**TO BE DONE**
1: In the Halloween 2021 thread, how many night shots did Hairazor post?
2: Rewrite the stretch of the records from the start through the line containing "tab[interactable]: Asm [307,41,340,58]", changing "Dialog DLL" to "Dialog Library" and leaving everything else the same.
--- start of PAGE TEXT ---
# Hairazor's Halloween 2021



## Hairazor (Mar 13, 2012)

The weather waffled so much as to whether it would rain so I scaled back. One daylight shot and 3 night shots


----------



## graveyardmaster (May 14, 2012)

OMG i luv it Hairazor....Wait though i came trick r treating to this house and you chased me with your broom hehe👻


----------



## RoxyBlue (Oct 6, 2008)

I love the gauntlet of skellies on the front walk - only the brave shall pass!


----------



## Riff_JunkieSFR (Jul 11, 2011)

Love it!


----------



## jdubbya (Nov 6, 2005)

Classic Halloween display. Love it!!


----------



## Greg G (Nov 4, 2012)

Excellent display. Agree with others, love the skellies and array of pumpkins. Like I've said before I wish I had a porch like that.


----------



## stick (Jan 21, 2009)

Love it Hairazor.


----------



## Death's Door (Mar 22, 2006)

That is an awesome display. I always say ya can't have enough pumpkins!!! I love your porch and the skellies!!!!


----------



## Lord Homicide (May 11, 2012)

I love it! Those candles are awesome. Love the use of “waffled”. That cracked me up for some reason.


----------



## Hairazor (Mar 13, 2012)

Thanks everyone for positive comments


----------



## Spooky1 (Aug 25, 2008)
--- end of PAGE TEXT ---
--- start of EXERCISE DATA ---
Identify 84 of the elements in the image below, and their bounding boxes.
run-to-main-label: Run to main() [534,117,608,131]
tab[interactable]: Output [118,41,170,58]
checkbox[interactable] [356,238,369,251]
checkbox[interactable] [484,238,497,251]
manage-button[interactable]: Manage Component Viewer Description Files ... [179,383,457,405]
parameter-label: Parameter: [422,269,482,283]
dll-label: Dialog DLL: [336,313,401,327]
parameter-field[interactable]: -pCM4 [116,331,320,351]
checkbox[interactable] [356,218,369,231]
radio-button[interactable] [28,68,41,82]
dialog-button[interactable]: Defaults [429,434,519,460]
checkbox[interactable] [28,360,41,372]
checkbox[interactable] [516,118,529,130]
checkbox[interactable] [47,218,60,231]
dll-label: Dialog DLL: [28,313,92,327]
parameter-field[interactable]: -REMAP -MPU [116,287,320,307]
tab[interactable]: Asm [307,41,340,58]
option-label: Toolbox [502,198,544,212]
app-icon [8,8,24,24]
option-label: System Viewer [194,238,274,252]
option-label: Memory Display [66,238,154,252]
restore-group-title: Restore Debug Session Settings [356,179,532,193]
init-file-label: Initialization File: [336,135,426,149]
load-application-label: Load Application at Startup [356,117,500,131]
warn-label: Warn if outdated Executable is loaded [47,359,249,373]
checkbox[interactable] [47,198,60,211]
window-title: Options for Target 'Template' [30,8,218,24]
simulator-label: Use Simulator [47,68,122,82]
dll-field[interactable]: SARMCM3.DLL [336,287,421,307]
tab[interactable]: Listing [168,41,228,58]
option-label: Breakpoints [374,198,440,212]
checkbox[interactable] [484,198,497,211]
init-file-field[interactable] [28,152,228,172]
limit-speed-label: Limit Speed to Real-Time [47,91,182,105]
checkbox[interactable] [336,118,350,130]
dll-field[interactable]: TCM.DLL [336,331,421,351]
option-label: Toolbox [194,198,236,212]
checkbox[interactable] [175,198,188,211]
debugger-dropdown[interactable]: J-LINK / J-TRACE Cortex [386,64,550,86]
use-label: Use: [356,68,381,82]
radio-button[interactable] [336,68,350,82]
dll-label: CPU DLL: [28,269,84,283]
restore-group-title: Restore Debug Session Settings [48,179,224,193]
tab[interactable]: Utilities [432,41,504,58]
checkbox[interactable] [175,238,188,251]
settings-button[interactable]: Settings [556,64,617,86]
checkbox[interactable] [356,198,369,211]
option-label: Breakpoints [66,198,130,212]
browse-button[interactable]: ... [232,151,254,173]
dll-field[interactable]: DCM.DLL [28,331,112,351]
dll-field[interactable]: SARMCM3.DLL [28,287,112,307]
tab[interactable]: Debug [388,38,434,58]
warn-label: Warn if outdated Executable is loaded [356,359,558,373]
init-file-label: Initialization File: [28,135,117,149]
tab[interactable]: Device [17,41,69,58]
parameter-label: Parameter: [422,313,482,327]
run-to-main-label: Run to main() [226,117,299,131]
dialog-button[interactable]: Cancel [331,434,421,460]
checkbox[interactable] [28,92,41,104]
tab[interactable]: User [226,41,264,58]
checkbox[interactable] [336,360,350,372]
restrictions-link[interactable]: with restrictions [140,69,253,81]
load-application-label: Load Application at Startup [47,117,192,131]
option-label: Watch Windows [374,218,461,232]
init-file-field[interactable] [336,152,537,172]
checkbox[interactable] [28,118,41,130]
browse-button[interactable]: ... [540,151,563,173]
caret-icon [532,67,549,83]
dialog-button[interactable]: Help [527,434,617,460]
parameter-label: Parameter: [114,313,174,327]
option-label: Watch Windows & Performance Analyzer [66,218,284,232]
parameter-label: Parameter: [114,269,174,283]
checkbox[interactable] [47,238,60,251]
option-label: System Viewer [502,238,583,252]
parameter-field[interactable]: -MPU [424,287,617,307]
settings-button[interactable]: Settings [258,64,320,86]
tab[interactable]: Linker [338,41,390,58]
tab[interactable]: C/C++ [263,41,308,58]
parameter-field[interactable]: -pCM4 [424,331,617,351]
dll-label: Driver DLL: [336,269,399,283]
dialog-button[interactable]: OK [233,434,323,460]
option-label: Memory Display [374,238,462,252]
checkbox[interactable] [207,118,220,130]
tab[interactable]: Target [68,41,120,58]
--- end of EXERCISE DATA ---
**SOLUTIONS PER TASK**
1: Three night shots.

2:
Identify 84 of the elements in the image below, and their bounding boxes.
run-to-main-label: Run to main() [534,117,608,131]
tab[interactable]: Output [118,41,170,58]
checkbox[interactable] [356,238,369,251]
checkbox[interactable] [484,238,497,251]
manage-button[interactable]: Manage Component Viewer Description Files ... [179,383,457,405]
parameter-label: Parameter: [422,269,482,283]
dll-label: Dialog Library: [336,313,401,327]
parameter-field[interactable]: -pCM4 [116,331,320,351]
checkbox[interactable] [356,218,369,231]
radio-button[interactable] [28,68,41,82]
dialog-button[interactable]: Defaults [429,434,519,460]
checkbox[interactable] [28,360,41,372]
checkbox[interactable] [516,118,529,130]
checkbox[interactable] [47,218,60,231]
dll-label: Dialog Library: [28,313,92,327]
parameter-field[interactable]: -REMAP -MPU [116,287,320,307]
tab[interactable]: Asm [307,41,340,58]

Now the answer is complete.